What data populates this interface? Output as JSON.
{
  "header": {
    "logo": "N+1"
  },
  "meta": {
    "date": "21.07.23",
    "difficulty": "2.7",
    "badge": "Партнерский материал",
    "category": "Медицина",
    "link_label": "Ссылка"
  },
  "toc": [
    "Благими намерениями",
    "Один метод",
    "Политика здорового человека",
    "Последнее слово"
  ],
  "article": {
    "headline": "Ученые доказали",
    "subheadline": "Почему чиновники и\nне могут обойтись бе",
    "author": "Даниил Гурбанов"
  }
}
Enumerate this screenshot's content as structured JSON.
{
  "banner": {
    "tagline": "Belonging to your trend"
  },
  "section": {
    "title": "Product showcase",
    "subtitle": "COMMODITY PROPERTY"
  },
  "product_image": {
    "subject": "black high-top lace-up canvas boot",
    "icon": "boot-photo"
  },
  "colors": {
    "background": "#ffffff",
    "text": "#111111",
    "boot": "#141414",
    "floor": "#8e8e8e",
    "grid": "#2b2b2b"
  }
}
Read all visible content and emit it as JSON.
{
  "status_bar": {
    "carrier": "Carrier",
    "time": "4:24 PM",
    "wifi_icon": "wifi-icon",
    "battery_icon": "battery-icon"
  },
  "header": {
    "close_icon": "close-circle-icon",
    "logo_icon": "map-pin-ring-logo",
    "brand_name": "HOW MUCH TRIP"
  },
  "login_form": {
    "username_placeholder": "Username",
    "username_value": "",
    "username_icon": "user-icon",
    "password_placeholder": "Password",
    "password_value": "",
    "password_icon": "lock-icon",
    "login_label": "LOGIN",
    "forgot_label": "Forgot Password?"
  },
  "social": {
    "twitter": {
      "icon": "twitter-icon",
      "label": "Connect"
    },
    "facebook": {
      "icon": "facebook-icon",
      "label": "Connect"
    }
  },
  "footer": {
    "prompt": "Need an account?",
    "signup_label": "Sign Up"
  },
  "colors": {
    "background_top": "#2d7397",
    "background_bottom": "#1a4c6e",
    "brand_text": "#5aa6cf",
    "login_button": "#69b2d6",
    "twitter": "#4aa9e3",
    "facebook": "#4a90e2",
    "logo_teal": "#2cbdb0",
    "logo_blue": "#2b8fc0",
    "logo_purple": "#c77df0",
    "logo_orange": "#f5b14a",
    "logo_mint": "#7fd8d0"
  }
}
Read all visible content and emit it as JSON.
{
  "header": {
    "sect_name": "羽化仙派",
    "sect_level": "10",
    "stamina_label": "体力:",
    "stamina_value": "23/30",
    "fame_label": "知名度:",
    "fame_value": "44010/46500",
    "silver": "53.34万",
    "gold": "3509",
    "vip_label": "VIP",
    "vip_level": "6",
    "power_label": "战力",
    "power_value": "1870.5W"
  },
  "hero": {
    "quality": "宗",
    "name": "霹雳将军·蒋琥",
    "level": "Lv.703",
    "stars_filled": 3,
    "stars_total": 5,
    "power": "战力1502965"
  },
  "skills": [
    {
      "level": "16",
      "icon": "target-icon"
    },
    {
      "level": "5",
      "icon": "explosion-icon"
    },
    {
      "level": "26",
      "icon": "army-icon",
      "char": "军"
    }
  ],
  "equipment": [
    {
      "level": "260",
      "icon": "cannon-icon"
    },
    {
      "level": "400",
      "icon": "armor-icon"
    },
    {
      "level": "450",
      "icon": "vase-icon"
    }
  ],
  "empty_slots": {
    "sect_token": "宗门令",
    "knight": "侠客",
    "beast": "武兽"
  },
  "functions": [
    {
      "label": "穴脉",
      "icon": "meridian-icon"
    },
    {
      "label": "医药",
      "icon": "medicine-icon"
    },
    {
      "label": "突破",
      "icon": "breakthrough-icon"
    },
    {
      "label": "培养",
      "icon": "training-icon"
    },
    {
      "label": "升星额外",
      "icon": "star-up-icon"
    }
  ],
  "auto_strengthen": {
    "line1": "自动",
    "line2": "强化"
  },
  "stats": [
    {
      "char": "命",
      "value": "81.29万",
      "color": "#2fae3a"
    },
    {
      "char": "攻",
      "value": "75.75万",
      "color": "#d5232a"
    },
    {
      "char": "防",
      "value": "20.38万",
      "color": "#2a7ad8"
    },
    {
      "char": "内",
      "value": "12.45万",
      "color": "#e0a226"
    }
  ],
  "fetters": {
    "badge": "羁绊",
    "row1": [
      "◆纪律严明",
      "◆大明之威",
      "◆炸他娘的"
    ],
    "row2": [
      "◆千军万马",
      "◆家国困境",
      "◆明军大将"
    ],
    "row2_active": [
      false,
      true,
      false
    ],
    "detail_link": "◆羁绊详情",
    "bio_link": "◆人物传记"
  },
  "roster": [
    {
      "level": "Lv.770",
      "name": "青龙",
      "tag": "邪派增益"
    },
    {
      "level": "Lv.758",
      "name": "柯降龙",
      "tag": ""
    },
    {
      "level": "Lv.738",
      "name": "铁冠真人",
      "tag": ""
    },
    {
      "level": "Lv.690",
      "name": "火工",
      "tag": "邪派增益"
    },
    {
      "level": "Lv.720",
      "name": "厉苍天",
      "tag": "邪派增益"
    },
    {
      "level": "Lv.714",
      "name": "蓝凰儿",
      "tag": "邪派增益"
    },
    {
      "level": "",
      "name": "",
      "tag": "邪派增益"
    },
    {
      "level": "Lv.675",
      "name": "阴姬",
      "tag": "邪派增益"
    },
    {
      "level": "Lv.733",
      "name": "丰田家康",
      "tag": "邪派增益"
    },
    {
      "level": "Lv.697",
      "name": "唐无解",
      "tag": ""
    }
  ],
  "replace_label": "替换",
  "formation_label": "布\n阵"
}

• Exercise:
State how many lines in the records above contain the word "this", giving only the number.

• Solution to the exercise:
2